━━━━━ Exercise inputs
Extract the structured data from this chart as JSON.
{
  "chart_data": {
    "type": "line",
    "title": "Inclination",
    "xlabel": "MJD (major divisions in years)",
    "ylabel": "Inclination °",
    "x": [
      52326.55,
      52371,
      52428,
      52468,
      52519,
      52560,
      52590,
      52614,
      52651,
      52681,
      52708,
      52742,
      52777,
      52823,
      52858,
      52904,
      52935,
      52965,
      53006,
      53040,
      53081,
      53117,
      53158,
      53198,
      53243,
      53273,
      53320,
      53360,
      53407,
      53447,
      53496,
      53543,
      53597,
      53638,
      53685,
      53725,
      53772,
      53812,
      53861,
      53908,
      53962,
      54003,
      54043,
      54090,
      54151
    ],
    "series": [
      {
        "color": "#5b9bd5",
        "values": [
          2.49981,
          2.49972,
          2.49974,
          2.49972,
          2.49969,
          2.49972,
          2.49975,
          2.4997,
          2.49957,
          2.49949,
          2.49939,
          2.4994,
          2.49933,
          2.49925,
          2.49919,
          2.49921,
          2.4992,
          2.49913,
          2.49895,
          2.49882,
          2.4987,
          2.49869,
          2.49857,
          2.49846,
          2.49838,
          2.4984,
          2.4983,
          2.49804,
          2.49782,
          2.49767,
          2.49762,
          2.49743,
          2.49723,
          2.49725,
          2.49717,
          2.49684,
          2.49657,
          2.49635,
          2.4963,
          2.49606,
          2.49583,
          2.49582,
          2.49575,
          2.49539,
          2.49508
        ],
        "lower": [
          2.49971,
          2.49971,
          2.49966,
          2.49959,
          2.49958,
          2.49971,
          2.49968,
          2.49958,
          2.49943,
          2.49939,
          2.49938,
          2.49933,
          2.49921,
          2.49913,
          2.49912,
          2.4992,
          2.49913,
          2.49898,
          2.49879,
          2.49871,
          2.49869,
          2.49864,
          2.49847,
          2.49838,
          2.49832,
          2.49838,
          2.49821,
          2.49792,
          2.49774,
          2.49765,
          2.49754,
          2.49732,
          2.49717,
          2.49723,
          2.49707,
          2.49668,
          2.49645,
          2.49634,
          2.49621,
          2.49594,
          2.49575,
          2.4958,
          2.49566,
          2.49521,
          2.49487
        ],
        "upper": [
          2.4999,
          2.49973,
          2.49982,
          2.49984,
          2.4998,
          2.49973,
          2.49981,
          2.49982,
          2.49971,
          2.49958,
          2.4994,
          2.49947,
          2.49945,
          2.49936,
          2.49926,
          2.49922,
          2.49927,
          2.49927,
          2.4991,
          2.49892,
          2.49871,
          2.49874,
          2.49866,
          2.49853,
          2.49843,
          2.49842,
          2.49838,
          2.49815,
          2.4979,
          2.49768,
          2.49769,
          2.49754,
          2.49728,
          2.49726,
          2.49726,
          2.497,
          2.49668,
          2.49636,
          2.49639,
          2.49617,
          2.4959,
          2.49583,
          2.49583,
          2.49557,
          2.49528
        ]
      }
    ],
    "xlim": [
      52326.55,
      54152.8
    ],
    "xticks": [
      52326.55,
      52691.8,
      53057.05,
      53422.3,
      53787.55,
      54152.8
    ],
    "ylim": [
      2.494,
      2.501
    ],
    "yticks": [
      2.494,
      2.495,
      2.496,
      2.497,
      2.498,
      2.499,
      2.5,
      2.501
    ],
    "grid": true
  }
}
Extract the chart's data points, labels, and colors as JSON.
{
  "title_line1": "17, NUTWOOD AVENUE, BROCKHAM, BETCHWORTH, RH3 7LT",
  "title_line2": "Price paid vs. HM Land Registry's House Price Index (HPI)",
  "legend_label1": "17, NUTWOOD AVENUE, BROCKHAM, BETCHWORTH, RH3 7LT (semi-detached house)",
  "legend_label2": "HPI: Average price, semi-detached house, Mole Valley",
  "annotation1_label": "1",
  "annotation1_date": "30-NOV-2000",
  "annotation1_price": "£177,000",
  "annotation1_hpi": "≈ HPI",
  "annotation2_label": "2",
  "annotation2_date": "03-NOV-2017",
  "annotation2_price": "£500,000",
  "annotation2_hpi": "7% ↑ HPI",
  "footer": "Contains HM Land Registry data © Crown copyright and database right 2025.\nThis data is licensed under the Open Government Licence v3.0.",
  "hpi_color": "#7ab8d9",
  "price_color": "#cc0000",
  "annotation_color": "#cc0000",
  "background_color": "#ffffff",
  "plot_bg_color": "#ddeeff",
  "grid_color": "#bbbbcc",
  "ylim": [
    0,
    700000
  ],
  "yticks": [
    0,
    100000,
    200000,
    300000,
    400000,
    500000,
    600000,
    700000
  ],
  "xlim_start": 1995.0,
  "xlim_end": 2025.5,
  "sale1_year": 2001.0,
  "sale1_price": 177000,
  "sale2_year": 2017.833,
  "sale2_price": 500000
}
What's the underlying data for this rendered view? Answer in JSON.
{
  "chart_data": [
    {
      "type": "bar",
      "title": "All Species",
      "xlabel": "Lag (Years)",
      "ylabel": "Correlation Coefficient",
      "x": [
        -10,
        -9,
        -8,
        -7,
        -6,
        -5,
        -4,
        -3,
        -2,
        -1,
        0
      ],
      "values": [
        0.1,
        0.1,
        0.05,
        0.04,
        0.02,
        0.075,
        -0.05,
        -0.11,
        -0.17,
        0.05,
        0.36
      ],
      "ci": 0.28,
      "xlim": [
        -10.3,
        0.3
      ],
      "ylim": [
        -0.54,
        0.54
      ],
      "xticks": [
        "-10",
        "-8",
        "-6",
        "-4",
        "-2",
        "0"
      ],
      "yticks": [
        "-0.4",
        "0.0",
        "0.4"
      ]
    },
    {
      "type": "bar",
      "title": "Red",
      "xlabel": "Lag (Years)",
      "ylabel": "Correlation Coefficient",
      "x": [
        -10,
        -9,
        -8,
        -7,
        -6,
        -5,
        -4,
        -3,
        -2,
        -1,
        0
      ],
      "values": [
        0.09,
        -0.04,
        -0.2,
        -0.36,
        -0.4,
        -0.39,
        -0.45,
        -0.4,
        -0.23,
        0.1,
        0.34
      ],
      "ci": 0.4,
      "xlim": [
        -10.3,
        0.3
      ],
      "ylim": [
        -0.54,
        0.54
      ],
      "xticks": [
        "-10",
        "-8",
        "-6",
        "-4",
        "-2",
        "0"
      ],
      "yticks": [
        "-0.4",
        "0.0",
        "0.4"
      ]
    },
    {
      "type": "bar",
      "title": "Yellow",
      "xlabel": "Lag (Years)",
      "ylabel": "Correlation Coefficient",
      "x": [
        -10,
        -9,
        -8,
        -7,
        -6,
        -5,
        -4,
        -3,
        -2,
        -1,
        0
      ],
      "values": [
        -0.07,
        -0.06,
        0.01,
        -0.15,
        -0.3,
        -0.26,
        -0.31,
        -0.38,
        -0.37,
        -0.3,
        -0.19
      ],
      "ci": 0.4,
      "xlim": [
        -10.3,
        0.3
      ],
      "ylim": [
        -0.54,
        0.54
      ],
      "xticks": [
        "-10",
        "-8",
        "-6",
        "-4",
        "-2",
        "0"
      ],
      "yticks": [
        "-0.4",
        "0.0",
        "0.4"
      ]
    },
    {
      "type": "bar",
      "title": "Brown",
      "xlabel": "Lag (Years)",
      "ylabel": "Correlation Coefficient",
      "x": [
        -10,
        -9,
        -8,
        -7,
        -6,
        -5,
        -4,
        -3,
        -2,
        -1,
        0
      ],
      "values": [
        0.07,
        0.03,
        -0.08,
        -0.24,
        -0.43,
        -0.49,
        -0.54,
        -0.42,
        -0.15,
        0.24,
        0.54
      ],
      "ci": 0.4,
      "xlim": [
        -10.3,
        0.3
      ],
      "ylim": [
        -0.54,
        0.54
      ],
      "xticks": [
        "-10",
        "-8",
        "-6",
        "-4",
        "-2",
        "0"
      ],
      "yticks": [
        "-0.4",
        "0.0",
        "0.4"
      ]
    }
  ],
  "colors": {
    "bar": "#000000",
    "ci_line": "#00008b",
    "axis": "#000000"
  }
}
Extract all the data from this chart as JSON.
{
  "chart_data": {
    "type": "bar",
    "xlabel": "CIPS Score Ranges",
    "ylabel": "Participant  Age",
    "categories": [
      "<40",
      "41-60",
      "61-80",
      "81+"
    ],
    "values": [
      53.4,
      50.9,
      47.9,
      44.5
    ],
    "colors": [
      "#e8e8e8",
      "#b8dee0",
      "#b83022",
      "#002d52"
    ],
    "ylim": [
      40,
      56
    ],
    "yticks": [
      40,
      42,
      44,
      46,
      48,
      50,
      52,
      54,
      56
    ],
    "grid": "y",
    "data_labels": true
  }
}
━━━━━━━━━━
• **The exercise**: Copy each line above containing the string "detached".

• **Solution for this task**:
  "legend_label1": "17, NUTWOOD AVENUE, BROCKHAM, BETCHWORTH, RH3 7LT (semi-detached house)",
  "legend_label2": "HPI: Average price, semi-detached house, Mole Valley",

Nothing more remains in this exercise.